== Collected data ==
##############################

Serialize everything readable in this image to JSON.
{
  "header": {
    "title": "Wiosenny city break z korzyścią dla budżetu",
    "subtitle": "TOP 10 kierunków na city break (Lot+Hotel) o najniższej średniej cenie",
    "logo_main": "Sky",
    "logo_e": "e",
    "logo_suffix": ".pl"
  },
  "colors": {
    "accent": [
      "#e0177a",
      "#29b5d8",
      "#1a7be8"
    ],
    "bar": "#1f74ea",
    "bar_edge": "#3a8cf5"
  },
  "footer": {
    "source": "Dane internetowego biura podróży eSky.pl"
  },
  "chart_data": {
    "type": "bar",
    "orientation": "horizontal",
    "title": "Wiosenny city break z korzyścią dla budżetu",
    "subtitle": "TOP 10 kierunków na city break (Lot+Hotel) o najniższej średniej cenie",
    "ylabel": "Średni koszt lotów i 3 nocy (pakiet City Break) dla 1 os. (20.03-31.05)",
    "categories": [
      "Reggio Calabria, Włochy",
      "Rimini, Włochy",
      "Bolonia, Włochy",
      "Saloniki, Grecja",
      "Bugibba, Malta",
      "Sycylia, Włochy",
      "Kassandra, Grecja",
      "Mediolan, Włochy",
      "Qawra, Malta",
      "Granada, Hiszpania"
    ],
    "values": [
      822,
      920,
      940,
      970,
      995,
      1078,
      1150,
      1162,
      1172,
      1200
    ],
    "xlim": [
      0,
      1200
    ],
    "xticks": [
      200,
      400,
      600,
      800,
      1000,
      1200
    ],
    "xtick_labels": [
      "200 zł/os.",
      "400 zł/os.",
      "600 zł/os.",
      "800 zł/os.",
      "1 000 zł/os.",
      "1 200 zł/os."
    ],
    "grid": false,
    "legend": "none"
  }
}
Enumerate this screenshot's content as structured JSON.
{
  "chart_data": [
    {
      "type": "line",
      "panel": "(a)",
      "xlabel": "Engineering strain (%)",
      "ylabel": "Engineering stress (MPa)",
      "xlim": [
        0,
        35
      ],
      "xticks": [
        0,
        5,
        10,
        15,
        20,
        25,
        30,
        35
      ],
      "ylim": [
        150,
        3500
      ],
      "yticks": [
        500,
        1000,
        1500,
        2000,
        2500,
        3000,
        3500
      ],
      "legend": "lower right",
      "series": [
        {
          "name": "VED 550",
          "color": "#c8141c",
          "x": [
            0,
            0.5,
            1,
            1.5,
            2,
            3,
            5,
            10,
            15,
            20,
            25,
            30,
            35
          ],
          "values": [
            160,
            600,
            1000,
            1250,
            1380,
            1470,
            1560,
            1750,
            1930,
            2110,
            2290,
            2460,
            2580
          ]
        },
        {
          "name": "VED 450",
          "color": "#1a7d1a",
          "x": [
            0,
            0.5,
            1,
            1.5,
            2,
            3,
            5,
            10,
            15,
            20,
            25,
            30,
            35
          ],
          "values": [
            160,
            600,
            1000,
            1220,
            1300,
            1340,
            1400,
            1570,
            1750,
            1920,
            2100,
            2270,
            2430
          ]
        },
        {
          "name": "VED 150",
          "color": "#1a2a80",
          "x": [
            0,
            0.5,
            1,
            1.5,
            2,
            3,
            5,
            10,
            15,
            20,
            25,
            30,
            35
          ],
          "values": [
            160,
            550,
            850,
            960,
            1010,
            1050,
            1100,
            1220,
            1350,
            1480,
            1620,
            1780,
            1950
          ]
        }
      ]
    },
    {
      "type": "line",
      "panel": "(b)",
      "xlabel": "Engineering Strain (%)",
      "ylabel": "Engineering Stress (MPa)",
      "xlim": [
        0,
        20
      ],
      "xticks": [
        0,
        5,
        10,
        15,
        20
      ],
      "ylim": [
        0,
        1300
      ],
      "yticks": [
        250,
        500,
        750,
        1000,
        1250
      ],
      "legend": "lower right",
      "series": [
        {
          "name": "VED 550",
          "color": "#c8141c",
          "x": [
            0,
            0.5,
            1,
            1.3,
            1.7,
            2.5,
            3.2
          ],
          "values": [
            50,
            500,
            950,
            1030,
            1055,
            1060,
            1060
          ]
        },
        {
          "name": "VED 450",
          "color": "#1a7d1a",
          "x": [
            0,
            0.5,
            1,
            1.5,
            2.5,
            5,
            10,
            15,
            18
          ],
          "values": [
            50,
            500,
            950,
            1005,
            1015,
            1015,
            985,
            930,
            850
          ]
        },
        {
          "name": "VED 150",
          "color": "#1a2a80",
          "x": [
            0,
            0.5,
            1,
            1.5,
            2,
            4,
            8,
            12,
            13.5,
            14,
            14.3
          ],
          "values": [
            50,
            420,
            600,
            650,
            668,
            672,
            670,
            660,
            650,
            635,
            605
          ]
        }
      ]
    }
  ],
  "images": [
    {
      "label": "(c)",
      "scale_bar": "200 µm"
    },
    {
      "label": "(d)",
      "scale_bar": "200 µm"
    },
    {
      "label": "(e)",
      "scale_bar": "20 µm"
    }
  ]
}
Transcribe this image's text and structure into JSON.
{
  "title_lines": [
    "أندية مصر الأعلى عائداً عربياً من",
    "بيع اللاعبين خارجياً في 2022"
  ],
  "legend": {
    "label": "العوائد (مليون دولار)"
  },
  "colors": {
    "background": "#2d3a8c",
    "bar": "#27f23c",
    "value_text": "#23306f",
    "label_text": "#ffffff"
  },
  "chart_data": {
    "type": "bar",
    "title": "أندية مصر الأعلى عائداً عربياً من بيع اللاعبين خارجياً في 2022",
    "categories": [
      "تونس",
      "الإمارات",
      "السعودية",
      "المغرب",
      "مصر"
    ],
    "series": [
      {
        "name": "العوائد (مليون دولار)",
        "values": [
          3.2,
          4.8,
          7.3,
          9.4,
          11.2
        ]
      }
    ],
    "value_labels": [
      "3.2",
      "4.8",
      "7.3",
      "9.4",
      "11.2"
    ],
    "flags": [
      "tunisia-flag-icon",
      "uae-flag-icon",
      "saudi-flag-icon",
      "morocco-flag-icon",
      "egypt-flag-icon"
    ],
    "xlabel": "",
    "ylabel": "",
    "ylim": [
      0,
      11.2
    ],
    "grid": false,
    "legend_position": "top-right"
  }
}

##############################

== What you have to do ==
Reproduce the whole listing word for word.

== Right answer ==
Serialize everything readable in this image to JSON.
{
  "header": {
    "title": "Wiosenny city break z korzyścią dla budżetu",
    "subtitle": "TOP 10 kierunków na city break (Lot+Hotel) o najniższej średniej cenie",
    "logo_main": "Sky",
    "logo_e": "e",
    "logo_suffix": ".pl"
  },
  "colors": {
    "accent": [
      "#e0177a",
      "#29b5d8",
      "#1a7be8"
    ],
    "bar": "#1f74ea",
    "bar_edge": "#3a8cf5"
  },
  "footer": {
    "source": "Dane internetowego biura podróży eSky.pl"
  },
  "chart_data": {
    "type": "bar",
    "orientation": "horizontal",
    "title": "Wiosenny city break z korzyścią dla budżetu",
    "subtitle": "TOP 10 kierunków na city break (Lot+Hotel) o najniższej średniej cenie",
    "ylabel": "Średni koszt lotów i 3 nocy (pakiet City Break) dla 1 os. (20.03-31.05)",
    "categories": [
      "Reggio Calabria, Włochy",
      "Rimini, Włochy",
      "Bolonia, Włochy",
      "Saloniki, Grecja",
      "Bugibba, Malta",
      "Sycylia, Włochy",
      "Kassandra, Grecja",
      "Mediolan, Włochy",
      "Qawra, Malta",
      "Granada, Hiszpania"
    ],
    "values": [
      822,
      920,
      940,
      970,
      995,
      1078,
      1150,
      1162,
      1172,
      1200
    ],
    "xlim": [
      0,
      1200
    ],
    "xticks": [
      200,
      400,
      600,
      800,
      1000,
      1200
    ],
    "xtick_labels": [
      "200 zł/os.",
      "400 zł/os.",
      "600 zł/os.",
      "800 zł/os.",
      "1 000 zł/os.",
      "1 200 zł/os."
    ],
    "grid": false,
    "legend": "none"
  }
}
Enumerate this screenshot's content as structured JSON.
{
  "chart_data": [
    {
      "type": "line",
      "panel": "(a)",
      "xlabel": "Engineering strain (%)",
      "ylabel": "Engineering stress (MPa)",
      "xlim": [
        0,
        35
      ],
      "xticks": [
        0,
        5,
        10,
        15,
        20,
        25,
        30,
        35
      ],
      "ylim": [
        150,
        3500
      ],
      "yticks": [
        500,
        1000,
        1500,
        2000,
        2500,
        3000,
        3500
      ],
      "legend": "lower right",
      "series": [
        {
          "name": "VED 550",
          "color": "#c8141c",
          "x": [
            0,
            0.5,
            1,
            1.5,
            2,
            3,
            5,
            10,
            15,
            20,
            25,
            30,
            35
          ],
          "values": [
            160,
            600,
            1000,
            1250,
            1380,
            1470,
            1560,
            1750,
            1930,
            2110,
            2290,
            2460,
            2580
          ]
        },
        {
          "name": "VED 450",
          "color": "#1a7d1a",
          "x": [
            0,
            0.5,
            1,
            1.5,
            2,
            3,
            5,
            10,
            15,
            20,
            25,
            30,
            35
          ],
          "values": [
            160,
            600,
            1000,
            1220,
            1300,
            1340,
            1400,
            1570,
            1750,
            1920,
            2100,
            2270,
            2430
          ]
        },
        {
          "name": "VED 150",
          "color": "#1a2a80",
          "x": [
            0,
            0.5,
            1,
            1.5,
            2,
            3,
            5,
            10,
            15,
            20,
            25,
            30,
            35
          ],
          "values": [
            160,
            550,
            850,
            960,
            1010,
            1050,
            1100,
            1220,
            1350,
            1480,
            1620,
            1780,
            1950
          ]
        }
      ]
    },
    {
      "type": "line",
      "panel": "(b)",
      "xlabel": "Engineering Strain (%)",
      "ylabel": "Engineering Stress (MPa)",
      "xlim": [
        0,
        20
      ],
      "xticks": [
        0,
        5,
        10,
        15,
        20
      ],
      "ylim": [
        0,
        1300
      ],
      "yticks": [
        250,
        500,
        750,
        1000,
        1250
      ],
      "legend": "lower right",
      "series": [
        {
          "name": "VED 550",
          "color": "#c8141c",
          "x": [
            0,
            0.5,
            1,
            1.3,
            1.7,
            2.5,
            3.2
          ],
          "values": [
            50,
            500,
            950,
            1030,
            1055,
            1060,
            1060
          ]
        },
        {
          "name": "VED 450",
          "color": "#1a7d1a",
          "x": [
            0,
            0.5,
            1,
            1.5,
            2.5,
            5,
            10,
            15,
            18
          ],
          "values": [
            50,
            500,
            950,
            1005,
            1015,
            1015,
            985,
            930,
            850
          ]
        },
        {
          "name": "VED 150",
          "color": "#1a2a80",
          "x": [
            0,
            0.5,
            1,
            1.5,
            2,
            4,
            8,
            12,
            13.5,
            14,
            14.3
          ],
          "values": [
            50,
            420,
            600,
            650,
            668,
            672,
            670,
            660,
            650,
            635,
            605
          ]
        }
      ]
    }
  ],
  "images": [
    {
      "label": "(c)",
      "scale_bar": "200 µm"
    },
    {
      "label": "(d)",
      "scale_bar": "200 µm"
    },
    {
      "label": "(e)",
      "scale_bar": "20 µm"
    }
  ]
}
Transcribe this image's text and structure into JSON.
{
  "title_lines": [
    "أندية مصر الأعلى عائداً عربياً من",
    "بيع اللاعبين خارجياً في 2022"
  ],
  "legend": {
    "label": "العوائد (مليون دولار)"
  },
  "colors": {
    "background": "#2d3a8c",
    "bar": "#27f23c",
    "value_text": "#23306f",
    "label_text": "#ffffff"
  },
  "chart_data": {
    "type": "bar",
    "title": "أندية مصر الأعلى عائداً عربياً من بيع اللاعبين خارجياً في 2022",
    "categories": [
      "تونس",
      "الإمارات",
      "السعودية",
      "المغرب",
      "مصر"
    ],
    "series": [
      {
        "name": "العوائد (مليون دولار)",
        "values": [
          3.2,
          4.8,
          7.3,
          9.4,
          11.2
        ]
      }
    ],
    "value_labels": [
      "3.2",
      "4.8",
      "7.3",
      "9.4",
      "11.2"
    ],
    "flags": [
      "tunisia-flag-icon",
      "uae-flag-icon",
      "saudi-flag-icon",
      "morocco-flag-icon",
      "egypt-flag-icon"
    ],
    "xlabel": "",
    "ylabel": "",
    "ylim": [
      0,
      11.2
    ],
    "grid": false,
    "legend_position": "top-right"
  }
}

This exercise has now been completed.